| Written request |
Records follow. Select each line holding "Ngọc".

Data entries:
_ _ _
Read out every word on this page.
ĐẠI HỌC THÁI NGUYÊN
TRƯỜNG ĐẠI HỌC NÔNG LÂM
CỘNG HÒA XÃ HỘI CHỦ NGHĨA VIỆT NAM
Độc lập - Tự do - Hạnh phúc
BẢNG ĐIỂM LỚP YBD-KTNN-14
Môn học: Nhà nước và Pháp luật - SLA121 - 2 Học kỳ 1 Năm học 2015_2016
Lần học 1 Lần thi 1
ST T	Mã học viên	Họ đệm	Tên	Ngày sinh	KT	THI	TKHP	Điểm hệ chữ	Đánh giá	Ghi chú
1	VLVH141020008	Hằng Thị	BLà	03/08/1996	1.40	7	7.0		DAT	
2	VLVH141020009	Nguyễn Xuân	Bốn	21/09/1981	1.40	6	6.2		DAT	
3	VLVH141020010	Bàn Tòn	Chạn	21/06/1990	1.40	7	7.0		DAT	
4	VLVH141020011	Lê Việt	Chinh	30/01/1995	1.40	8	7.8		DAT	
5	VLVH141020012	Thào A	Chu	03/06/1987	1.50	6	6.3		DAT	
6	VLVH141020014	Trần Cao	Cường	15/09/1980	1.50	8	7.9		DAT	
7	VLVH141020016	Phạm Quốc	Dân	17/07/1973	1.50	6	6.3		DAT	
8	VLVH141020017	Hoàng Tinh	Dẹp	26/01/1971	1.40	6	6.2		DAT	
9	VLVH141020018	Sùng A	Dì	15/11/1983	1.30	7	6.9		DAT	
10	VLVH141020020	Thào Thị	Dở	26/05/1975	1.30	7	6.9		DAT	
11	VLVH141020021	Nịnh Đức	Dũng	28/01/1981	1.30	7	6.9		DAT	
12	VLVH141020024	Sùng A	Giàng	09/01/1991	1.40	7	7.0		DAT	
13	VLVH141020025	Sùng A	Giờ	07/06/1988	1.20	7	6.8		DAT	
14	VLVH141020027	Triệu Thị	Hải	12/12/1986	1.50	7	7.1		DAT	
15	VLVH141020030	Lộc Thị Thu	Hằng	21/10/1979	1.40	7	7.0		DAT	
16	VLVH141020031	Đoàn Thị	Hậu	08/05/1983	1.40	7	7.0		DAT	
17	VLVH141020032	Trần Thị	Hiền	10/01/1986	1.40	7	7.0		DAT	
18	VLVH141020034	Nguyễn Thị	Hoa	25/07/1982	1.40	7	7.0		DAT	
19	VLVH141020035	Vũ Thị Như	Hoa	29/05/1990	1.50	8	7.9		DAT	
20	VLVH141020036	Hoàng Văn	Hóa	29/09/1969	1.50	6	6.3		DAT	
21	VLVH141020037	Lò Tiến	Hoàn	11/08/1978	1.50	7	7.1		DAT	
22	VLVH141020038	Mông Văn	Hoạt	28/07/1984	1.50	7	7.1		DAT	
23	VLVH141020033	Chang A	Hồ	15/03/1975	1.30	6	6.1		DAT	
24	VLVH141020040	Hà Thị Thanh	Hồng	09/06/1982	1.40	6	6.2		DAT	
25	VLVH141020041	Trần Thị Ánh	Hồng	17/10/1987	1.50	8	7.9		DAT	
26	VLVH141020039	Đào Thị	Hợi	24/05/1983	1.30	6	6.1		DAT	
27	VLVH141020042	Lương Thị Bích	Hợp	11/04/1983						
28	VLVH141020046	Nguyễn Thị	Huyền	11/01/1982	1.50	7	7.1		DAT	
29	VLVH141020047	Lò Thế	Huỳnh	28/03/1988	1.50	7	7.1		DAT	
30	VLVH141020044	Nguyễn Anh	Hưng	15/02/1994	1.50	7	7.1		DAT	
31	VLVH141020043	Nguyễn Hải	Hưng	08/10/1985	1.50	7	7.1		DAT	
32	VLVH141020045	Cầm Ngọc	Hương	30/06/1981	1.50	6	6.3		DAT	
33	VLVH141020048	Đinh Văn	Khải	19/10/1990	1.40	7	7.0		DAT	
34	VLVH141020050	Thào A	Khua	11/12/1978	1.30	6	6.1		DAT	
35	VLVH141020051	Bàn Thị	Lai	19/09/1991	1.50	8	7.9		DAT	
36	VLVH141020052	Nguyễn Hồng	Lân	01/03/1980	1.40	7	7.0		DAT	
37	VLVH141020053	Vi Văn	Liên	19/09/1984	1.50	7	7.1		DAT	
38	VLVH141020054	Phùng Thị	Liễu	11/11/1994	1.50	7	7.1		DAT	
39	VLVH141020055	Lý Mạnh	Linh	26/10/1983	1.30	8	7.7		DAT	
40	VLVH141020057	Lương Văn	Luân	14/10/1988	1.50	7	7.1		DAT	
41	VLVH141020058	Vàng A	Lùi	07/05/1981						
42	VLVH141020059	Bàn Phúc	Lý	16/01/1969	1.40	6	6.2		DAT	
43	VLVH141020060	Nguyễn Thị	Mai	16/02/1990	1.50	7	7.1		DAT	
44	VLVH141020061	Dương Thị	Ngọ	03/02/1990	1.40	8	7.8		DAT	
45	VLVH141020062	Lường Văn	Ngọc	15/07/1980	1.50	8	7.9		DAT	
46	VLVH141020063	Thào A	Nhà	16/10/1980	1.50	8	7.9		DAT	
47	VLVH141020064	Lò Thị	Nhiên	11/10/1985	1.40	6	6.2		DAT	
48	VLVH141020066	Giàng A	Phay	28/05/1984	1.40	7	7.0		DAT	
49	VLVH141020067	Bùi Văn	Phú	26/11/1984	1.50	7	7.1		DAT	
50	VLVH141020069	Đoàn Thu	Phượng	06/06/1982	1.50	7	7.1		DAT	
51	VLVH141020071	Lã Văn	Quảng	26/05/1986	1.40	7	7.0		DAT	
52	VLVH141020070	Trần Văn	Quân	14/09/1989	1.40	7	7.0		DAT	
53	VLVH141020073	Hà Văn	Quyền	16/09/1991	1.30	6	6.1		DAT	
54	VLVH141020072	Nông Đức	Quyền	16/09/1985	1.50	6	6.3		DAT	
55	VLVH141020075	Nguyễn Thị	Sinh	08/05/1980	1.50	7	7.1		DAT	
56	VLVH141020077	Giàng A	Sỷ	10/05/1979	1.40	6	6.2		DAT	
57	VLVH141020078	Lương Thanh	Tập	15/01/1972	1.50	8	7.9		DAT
_ _ _
| Result of the exercise |
32	VLVH141020045	Cầm Ngọc	Hương	30/06/1981	1.50	6	6.3		DAT	
45	VLVH141020062	Lường Văn	Ngọc	15/07/1980	1.50	8	7.9		DAT	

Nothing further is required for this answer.